» **DOCUMENT EXTRACT**
>> START
This could be useful if one wishes to operate only on the first ten lines of a
document, for example.
The simplest form of address is a single positive integer. This will cause the following command to be applied only to the line in question. Line numbering starts from 1, but the address 0 can be useful when one wishes to insert text before the first line. If the address 100 is used on a 50 line document, the associated command will never be executed.
To match the last line in a document, the $
address may be used.
To match any lines that match a given regular expression, the form
/pattern/
is allowed. This can be useful for finding a particular line and
then making certain changes to it — sometimes it is simpler to handle this in
two stages rather than using one big scary s///
command. When used in
ranges, it can be useful for finding all text between two given markers or
between a given marker and the end of the document.
To match a range of addresses, addr1,addr2
can be used. Most address
constructs are allowed for both the start and the end addresses.
Addresses may be inverted with an exclamation mark. To match all lines except
the last, $!
may be used.
Finally, if no address is given for a command, the command is applied to every line in the input.
sed
does not support the %
address forms found in some
other implementations. It also doesn't support /addr/+offset
, that's an
ex
thing...
Other more complex options involving chaining addresses are available. These are not discussed in this document.
Content deletion using sed
Lines may be deleted from a file using address d
command. To delete the
third line of a file, one could use 3d
, and to filter out all lines
containing "fred", /fred/d
.
>> END
» **REQUIREMENTS**
• 1. Do these statements agree with the text on sed addresses? Answer yes or no for each, and quote the deciding words from the text. (a) Line numbering starts from 0. (b) sed supports the /addr/+offset address form. (c) A command given without an address is applied to every line in the input.
• 2. Return, unchanged, the lines of the records starting at the line that contains "697, 693, 713]" and ending at the line that contains "509, 625, 520]", both lines included.
The records are unrelated to the text on sed addresses.

» **AVAILABLE DATA**
>> START
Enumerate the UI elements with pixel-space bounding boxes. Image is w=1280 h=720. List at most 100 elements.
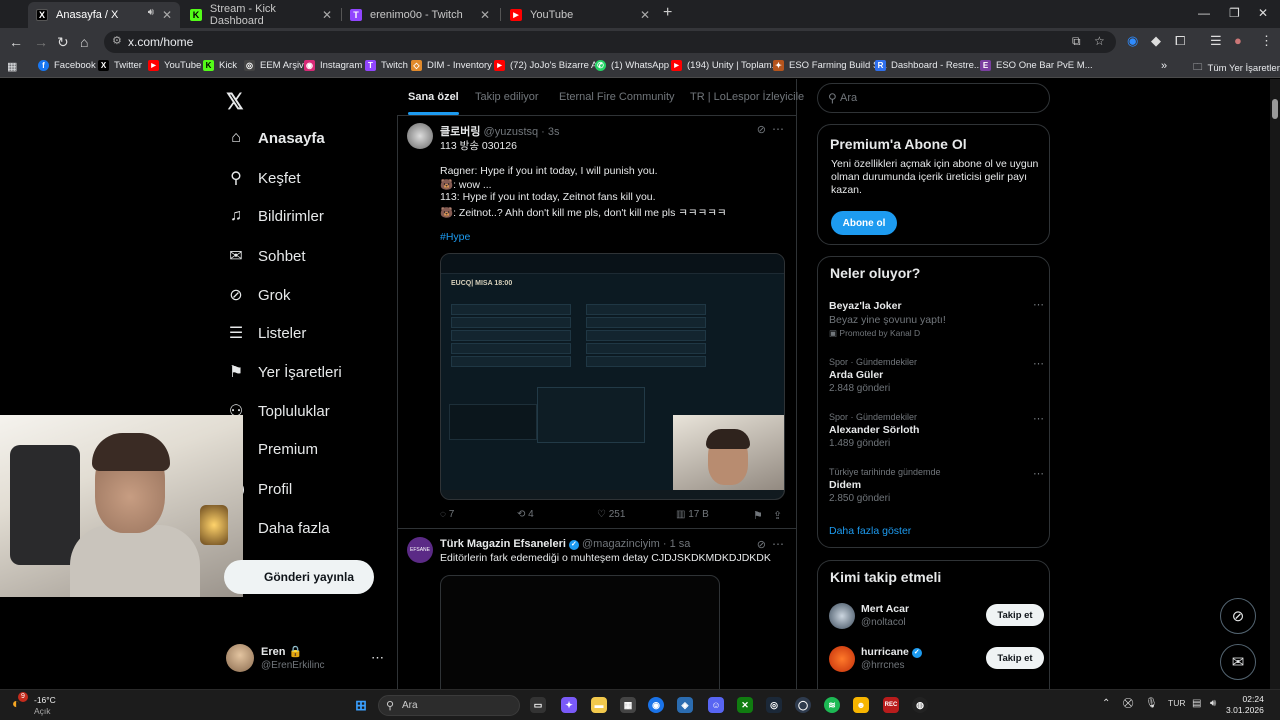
app-icon[interactable]: ◈	[677, 697, 693, 713]
discord-icon[interactable]: ☺	[708, 697, 724, 713]
spotify-icon[interactable]: ≋	[824, 697, 840, 713]
site-info-icon[interactable]: ⚙︎	[112, 34, 122, 47]
bookmark-youtube[interactable]: ▶ YouTube	[148, 60, 201, 71]
close-tab-icon[interactable]: ✕	[480, 8, 490, 22]
post-button[interactable]: Gönderi yayınla	[224, 560, 374, 594]
tab-for-you[interactable]: Sana özel	[408, 91, 459, 115]
avatar[interactable]	[407, 123, 433, 149]
copilot-icon[interactable]: ✦	[561, 697, 577, 713]
bookmark-eso-onebar[interactable]: E ESO One Bar PvE M...	[980, 60, 1093, 71]
follow-suggestion[interactable]: Mert Acar @noltacol Takip et	[829, 601, 1044, 637]
bookmark-unity[interactable]: ▶ (194) Unity | Toplam...	[671, 60, 780, 71]
apps-icon[interactable]: ▦	[7, 60, 17, 73]
show-more-link[interactable]: Daha fazla göster	[829, 525, 911, 537]
sidebar-item-chat[interactable]: ✉ Sohbet	[226, 246, 305, 266]
tab-lolespor[interactable]: TR | LoLespor İzleyicile	[690, 91, 804, 103]
like-button[interactable]: ♡ 251	[597, 509, 625, 520]
speaker-icon[interactable]: 🔊︎	[148, 7, 154, 18]
close-tab-icon[interactable]: ✕	[640, 8, 650, 22]
new-tab-icon[interactable]: +	[663, 4, 672, 22]
subscribe-button[interactable]: Abone ol	[831, 211, 897, 235]
sidebar-item-explore[interactable]: ⚲ Keşfet	[226, 168, 300, 188]
all-bookmarks[interactable]: 🗀︎ Tüm Yer İşaretleri	[1193, 60, 1280, 76]
bookmark-kick[interactable]: K Kick	[203, 60, 237, 71]
tab-kick[interactable]: K Stream - Kick Dashboard ✕	[182, 2, 340, 28]
bookmark-restream[interactable]: R Dashboard - Restre...	[875, 60, 982, 71]
install-app-icon[interactable]: ⧉	[1072, 34, 1081, 49]
sidebar-item-bookmarks[interactable]: ⚑ Yer İşaretleri	[226, 362, 342, 382]
puzzle-icon[interactable]: ⧠	[1175, 33, 1185, 49]
reload-icon[interactable]: ↻	[57, 34, 69, 51]
messages-icon[interactable]: ✉	[1220, 644, 1256, 680]
bookmark-eso-farming[interactable]: ✦ ESO Farming Build S...	[773, 60, 887, 71]
chevron-up-icon[interactable]: ⌃	[1102, 698, 1110, 709]
scrollbar[interactable]	[1270, 79, 1280, 689]
app-icon[interactable]: ☻	[853, 697, 869, 713]
menu-icon[interactable]: ⋮	[1260, 33, 1273, 49]
account-switcher[interactable]: Eren 🔒 @ErenErkilinc ⋯	[226, 644, 386, 680]
xbox-icon[interactable]: ✕	[737, 697, 753, 713]
follow-suggestion[interactable]: hurricane ✓ @hrrcnes Takip et	[829, 644, 1044, 680]
file-explorer-icon[interactable]: ▬	[591, 697, 607, 713]
microphone-icon[interactable]: 🎙︎	[1145, 698, 1158, 709]
follow-button[interactable]: Takip et	[986, 647, 1044, 669]
sidebar-item-notifications[interactable]: ♫ Bildirimler	[226, 207, 324, 225]
app-tray-icon[interactable]: ⛒	[1123, 698, 1133, 709]
url-field[interactable]: ⚙︎ x.com/home ⧉ ☆	[104, 31, 1116, 53]
avatar[interactable]: EFSANE	[407, 537, 433, 563]
sidebar-item-lists[interactable]: ☰ Listeler	[226, 323, 307, 343]
x-logo-icon[interactable]: 𝕏	[226, 89, 244, 115]
close-tab-icon[interactable]: ✕	[322, 8, 332, 22]
network-icon[interactable]: ▤	[1192, 698, 1201, 709]
task-view-icon[interactable]: ▭	[530, 697, 546, 713]
bookmark-dim[interactable]: ◇ DIM - Inventory	[411, 60, 492, 71]
extension-icon[interactable]: ◉	[1127, 33, 1138, 49]
minimize-icon[interactable]: —	[1198, 6, 1210, 20]
sidebar-item-grok[interactable]: ⊘ Grok	[226, 285, 290, 305]
trend-item[interactable]: Spor · Gündemdekiler Arda Güler 2.848 gö…	[829, 357, 1044, 394]
bookmark-icon[interactable]: ⚑	[753, 509, 763, 522]
more-icon[interactable]: ⋯	[371, 650, 384, 666]
views-button[interactable]: ▥ 17 B	[676, 509, 709, 520]
trend-item[interactable]: Spor · Gündemdekiler Alexander Sörloth 1…	[829, 412, 1044, 449]
grok-icon[interactable]: ⊘	[1220, 598, 1256, 634]
reply-button[interactable]: ◌ 7	[440, 509, 454, 520]
chevron-right-icon[interactable]: »	[1161, 60, 1167, 72]
star-icon[interactable]: ☆	[1094, 34, 1105, 48]
volume-icon[interactable]: 🔊︎	[1210, 698, 1216, 709]
search-input[interactable]: ⚲ Ara	[817, 83, 1050, 113]
hashtag-link[interactable]: #Hype	[440, 231, 470, 243]
bookmark-twitch[interactable]: T Twitch	[365, 60, 408, 71]
avatar[interactable]: ●	[1234, 33, 1242, 48]
home-icon[interactable]: ⌂	[80, 34, 88, 50]
taskbar-search[interactable]: ⚲ Ara	[378, 695, 520, 716]
obs-icon[interactable]: ◍	[912, 697, 928, 713]
sidebar-item-home[interactable]: ⌂ Anasayfa	[226, 129, 325, 147]
grok-icon[interactable]: ⊘	[757, 538, 766, 551]
bookmark-jojo[interactable]: ▶ (72) JoJo's Bizarre A...	[494, 60, 605, 71]
bookmark-whatsapp[interactable]: ✆ (1) WhatsApp	[595, 60, 669, 71]
media-icon[interactable]: ☰	[1210, 33, 1222, 49]
app-icon[interactable]: REC	[883, 697, 899, 713]
tab-following[interactable]: Takip ediliyor	[475, 91, 539, 103]
more-icon[interactable]: ⋯	[772, 122, 784, 136]
app-icon[interactable]: ◯	[795, 697, 811, 713]
more-icon[interactable]: ⋯	[772, 537, 784, 551]
grok-icon[interactable]: ⊘	[757, 123, 766, 136]
clock[interactable]: 02:24 3.01.2026	[1226, 694, 1264, 716]
close-window-icon[interactable]: ✕	[1258, 6, 1268, 20]
repost-button[interactable]: ⟲ 4	[517, 509, 534, 520]
tweet-media-video[interactable]: EUCQ| MISA 18:00	[440, 253, 785, 500]
bookmark-twitter[interactable]: X Twitter	[98, 60, 142, 71]
extension-icon[interactable]: ◆	[1151, 33, 1161, 49]
bookmark-eem[interactable]: ◎ EEM Arşiv	[244, 60, 304, 71]
maximize-icon[interactable]: ❐	[1229, 6, 1240, 20]
bookmark-instagram[interactable]: ◉ Instagram	[304, 60, 362, 71]
tab-youtube[interactable]: ▶ YouTube ✕	[502, 2, 658, 28]
steam-icon[interactable]: ◎	[766, 697, 782, 713]
windows-start-icon[interactable]: ⊞	[353, 697, 369, 713]
app-icon[interactable]: ▦	[620, 697, 636, 713]
chrome-icon[interactable]: ◉	[648, 697, 664, 713]
tweet-media-video[interactable]	[440, 575, 720, 705]
follow-button[interactable]: Takip et	[986, 604, 1044, 626]
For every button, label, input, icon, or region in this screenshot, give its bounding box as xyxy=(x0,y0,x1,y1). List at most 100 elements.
>> END
» **ANSWERS PROVIDED**
• 1.
(a) No: "Line numbering starts from 1"
(b) No: "It also doesn't support /addr/+offset"
(c) Yes: "if no address is given for a command, the command is applied to every line in the input."

• 2.
app-icon[interactable]: ◈	[677, 697, 693, 713]
discord-icon[interactable]: ☺	[708, 697, 724, 713]
spotify-icon[interactable]: ≋	[824, 697, 840, 713]
site-info-icon[interactable]: ⚙︎	[112, 34, 122, 47]
bookmark-youtube[interactable]: ▶ YouTube	[148, 60, 201, 71]
close-tab-icon[interactable]: ✕	[480, 8, 490, 22]
post-button[interactable]: Gönderi yayınla	[224, 560, 374, 594]
tab-for-you[interactable]: Sana özel	[408, 91, 459, 115]
avatar[interactable]	[407, 123, 433, 149]
copilot-icon[interactable]: ✦	[561, 697, 577, 713]
bookmark-eso-onebar[interactable]: E ESO One Bar PvE M...	[980, 60, 1093, 71]
follow-suggestion[interactable]: Mert Acar @noltacol Takip et	[829, 601, 1044, 637]
bookmark-unity[interactable]: ▶ (194) Unity | Toplam...	[671, 60, 780, 71]
apps-icon[interactable]: ▦	[7, 60, 17, 73]
show-more-link[interactable]: Daha fazla göster	[829, 525, 911, 537]
sidebar-item-chat[interactable]: ✉ Sohbet	[226, 246, 305, 266]
tab-lolespor[interactable]: TR | LoLespor İzleyicile	[690, 91, 804, 103]
like-button[interactable]: ♡ 251	[597, 509, 625, 520]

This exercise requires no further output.